Permakamp çok kültürlü, bilmediğimiz bir çok yaşam formuyla birlikte zengin bir biyoçeşitliliğe sahip. Zaman zaman kampımızdaki bitkilerden bahsetmeyi seviyoruz.

Bundan iki yıl önce Fermentfest zamanı konulardan birisi arpa suyu fermentasyonu yani namı diğer bira ile ilgiliydi. Atölyenin alt konulardan birisi Şerbetçi otudur. Şerbetçi otu uzun yıllardır biraya aroma vermek ve biranın uzun ömürlü olması için kullanılıyor. Atölyemizi fırın alanının yanındaki Nar kafede yapıyoruz. Ve tam karşımızda şerbetçi otu çiçekleri açmış bizi bekliyordu. Hep beraber şerbetçi otu çiçeklerini inceledik kokladık, ama sonra iş güce dalıp onları orada unuttuk.

Şerbetçi otu bir tırmanıcı, spiraller çizerek, yılan gibi ilerliyor. Mart aylarında topraktan çıkarak sarılacak bir ağaç, duvar ya da sırık buluyor ve büyümeye uzamaya başlıyor. Ayrıca kampın girişinde, köşede ve dere kenarında da şerbetçi otları mevcut.

Şerbetçi otu bir sene sonra kendini yeniden hatırlattı. Ekim ayında meşhur çiçeklerini yeniden açtı. Bu sefer hazırlıklıyız, Şerbetçi otu çiçeklerini toplayacağız. Görüntü güzel fakat koku/aroma yeterince yoğun değil. Yabani olduğunu düşündük. Ondan olabilir mi dedik.

————————

> Kısa alıştırma 1:
Satırların en başından "desktop-icon-watch-the-red-pill[interactable]: Watch The" ifadesini içeren satıra kadar, iki uç da dahil, her şeyi her satır için bir dize olacak biçimde JSON listesine dönüştür. Boş satırları listeye alma.

————————

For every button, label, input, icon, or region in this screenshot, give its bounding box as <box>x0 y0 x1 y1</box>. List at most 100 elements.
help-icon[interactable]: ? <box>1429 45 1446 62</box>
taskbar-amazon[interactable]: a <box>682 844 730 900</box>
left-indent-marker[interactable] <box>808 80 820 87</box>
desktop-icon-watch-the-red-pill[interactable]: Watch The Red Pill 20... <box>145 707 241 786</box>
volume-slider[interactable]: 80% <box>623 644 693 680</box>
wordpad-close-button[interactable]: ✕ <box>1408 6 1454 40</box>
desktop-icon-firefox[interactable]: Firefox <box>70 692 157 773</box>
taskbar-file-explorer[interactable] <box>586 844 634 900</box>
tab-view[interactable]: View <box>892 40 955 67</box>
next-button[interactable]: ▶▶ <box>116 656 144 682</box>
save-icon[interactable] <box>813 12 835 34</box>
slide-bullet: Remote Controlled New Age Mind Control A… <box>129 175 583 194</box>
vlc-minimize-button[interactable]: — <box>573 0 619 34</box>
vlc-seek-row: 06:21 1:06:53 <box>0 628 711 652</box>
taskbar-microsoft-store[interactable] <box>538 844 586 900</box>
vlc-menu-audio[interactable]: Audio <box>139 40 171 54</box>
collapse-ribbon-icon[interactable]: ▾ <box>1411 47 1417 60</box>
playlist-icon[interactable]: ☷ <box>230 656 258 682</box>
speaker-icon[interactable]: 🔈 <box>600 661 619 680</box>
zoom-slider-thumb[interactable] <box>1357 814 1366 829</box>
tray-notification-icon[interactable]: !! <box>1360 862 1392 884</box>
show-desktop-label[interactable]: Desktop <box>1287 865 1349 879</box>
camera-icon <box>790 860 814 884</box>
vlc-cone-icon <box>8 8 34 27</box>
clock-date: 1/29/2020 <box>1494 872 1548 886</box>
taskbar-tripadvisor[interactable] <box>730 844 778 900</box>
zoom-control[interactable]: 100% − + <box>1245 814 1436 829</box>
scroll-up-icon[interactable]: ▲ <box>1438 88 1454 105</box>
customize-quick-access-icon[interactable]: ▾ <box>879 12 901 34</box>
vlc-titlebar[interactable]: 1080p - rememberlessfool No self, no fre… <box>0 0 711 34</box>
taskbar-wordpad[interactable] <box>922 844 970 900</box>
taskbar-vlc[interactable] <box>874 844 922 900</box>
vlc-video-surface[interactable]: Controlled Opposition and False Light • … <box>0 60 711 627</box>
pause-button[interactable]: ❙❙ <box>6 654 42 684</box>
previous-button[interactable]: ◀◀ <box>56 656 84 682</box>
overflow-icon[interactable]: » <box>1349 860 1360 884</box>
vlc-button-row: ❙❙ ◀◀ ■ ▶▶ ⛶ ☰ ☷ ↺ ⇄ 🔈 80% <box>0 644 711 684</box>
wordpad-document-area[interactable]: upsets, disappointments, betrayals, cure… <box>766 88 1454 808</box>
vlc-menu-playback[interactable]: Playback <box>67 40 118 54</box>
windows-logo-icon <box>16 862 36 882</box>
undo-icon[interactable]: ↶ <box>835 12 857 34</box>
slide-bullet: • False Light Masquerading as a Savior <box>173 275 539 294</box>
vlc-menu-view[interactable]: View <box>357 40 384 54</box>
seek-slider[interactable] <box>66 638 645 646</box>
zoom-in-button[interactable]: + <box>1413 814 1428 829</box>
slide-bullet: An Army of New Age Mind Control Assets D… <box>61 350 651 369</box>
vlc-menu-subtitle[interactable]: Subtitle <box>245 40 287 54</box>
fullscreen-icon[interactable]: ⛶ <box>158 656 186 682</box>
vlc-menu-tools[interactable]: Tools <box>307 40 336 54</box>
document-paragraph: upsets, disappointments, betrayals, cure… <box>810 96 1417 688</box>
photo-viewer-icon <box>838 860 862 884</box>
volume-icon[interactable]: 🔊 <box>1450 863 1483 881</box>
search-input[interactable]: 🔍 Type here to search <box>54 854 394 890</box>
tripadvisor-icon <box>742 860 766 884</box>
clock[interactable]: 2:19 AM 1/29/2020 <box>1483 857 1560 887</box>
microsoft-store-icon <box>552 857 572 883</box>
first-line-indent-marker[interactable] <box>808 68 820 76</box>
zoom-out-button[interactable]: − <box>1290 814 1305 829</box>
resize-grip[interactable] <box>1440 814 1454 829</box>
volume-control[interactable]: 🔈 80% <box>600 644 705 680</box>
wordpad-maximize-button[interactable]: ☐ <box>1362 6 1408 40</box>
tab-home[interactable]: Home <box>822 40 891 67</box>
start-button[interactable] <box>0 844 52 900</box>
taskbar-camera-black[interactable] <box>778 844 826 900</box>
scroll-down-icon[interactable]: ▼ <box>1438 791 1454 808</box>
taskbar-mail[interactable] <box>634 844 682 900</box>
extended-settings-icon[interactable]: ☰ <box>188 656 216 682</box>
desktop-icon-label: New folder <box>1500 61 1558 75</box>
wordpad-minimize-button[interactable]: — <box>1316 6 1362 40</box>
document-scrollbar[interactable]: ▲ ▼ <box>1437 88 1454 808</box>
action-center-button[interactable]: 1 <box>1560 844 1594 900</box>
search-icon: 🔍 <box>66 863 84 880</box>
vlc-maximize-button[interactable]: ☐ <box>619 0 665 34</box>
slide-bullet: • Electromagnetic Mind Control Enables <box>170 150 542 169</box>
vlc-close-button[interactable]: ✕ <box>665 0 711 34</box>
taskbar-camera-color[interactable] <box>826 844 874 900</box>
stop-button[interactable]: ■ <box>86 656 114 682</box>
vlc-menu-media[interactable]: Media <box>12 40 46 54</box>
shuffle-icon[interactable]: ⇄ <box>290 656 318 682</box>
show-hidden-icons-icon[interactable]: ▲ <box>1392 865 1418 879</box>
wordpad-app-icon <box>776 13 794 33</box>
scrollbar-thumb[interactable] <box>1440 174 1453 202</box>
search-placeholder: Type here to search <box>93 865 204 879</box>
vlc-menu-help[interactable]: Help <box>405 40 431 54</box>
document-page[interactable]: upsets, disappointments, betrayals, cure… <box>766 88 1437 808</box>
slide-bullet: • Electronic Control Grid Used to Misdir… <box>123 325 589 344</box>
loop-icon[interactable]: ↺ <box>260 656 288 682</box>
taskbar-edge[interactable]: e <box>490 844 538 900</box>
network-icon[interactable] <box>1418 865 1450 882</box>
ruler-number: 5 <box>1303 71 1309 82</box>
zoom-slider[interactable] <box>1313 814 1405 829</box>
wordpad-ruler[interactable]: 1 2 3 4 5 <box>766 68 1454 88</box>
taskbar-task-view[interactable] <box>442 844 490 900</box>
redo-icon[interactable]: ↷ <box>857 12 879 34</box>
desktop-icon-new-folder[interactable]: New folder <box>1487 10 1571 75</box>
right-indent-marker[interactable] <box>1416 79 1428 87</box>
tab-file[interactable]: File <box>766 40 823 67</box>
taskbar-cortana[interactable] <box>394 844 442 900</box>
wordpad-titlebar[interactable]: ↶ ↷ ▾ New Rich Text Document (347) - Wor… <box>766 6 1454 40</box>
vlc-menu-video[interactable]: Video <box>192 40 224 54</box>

————————

> Kısa alıştırma 2:
Permakamptaki şerbetçi otunu anlatan metni kaldığı yerden devam ettir.

> Beklenen çıktı 1:
[
  "For every button, label, input, icon, or region in this screenshot, give its bounding box as <box>x0 y0 x1 y1</box>. List at most 100 elements.",
  "help-icon[interactable]: ? <box>1429 45 1446 62</box>",
  "taskbar-amazon[interactable]: a <box>682 844 730 900</box>",
  "left-indent-marker[interactable] <box>808 80 820 87</box>",
  "desktop-icon-watch-the-red-pill[interactable]: Watch The Red Pill 20... <box>145 707 241 786</box>"
]

> Beklenen çıktı 2:
Kasım ayına geldiğimizde yine bir arpa suyu fermentasyon sohbetinde konu yine şerbetçi otuna ve kampımızdaki şerbetçi otuna geldi. Gittik baktık. Artık çiçekler kararmaya ve solmaya başlamış. Zamanı geçti diye düşünüyorduk. Fakat o nasıl güzel bir koku. Çiçekler de hafif yapışkan. İşi gücü bırakıp çiçekleri topladık. Dikenli bir alanda olması toplamayı zorlaştırdı. Belki de uzun yıllar onu dikenler korumuştu.

Üç kökten 200gr şerbetçi otu çıktı. Fakat biliyoruz ki şerbetçi otundaki alfa asitleri uçucu ve kısa süre içinde kullanılmalı ya da hava geçirmez şekilde paketlenmeli. Bir katılımcı kendi arpa suyu fermentasyonu için aldı. Bir ay sonra  tadına bakma fırsatımız oldu. Aromayı şöyle tarif ettik: dolgun, gövdeli, çiçeksi kokulu ve hafif baharatlı.

Şimdi tekrar tırmanmaya başladı. Namı diğer Humulus lupulus.

Nasıl çoğaltırız?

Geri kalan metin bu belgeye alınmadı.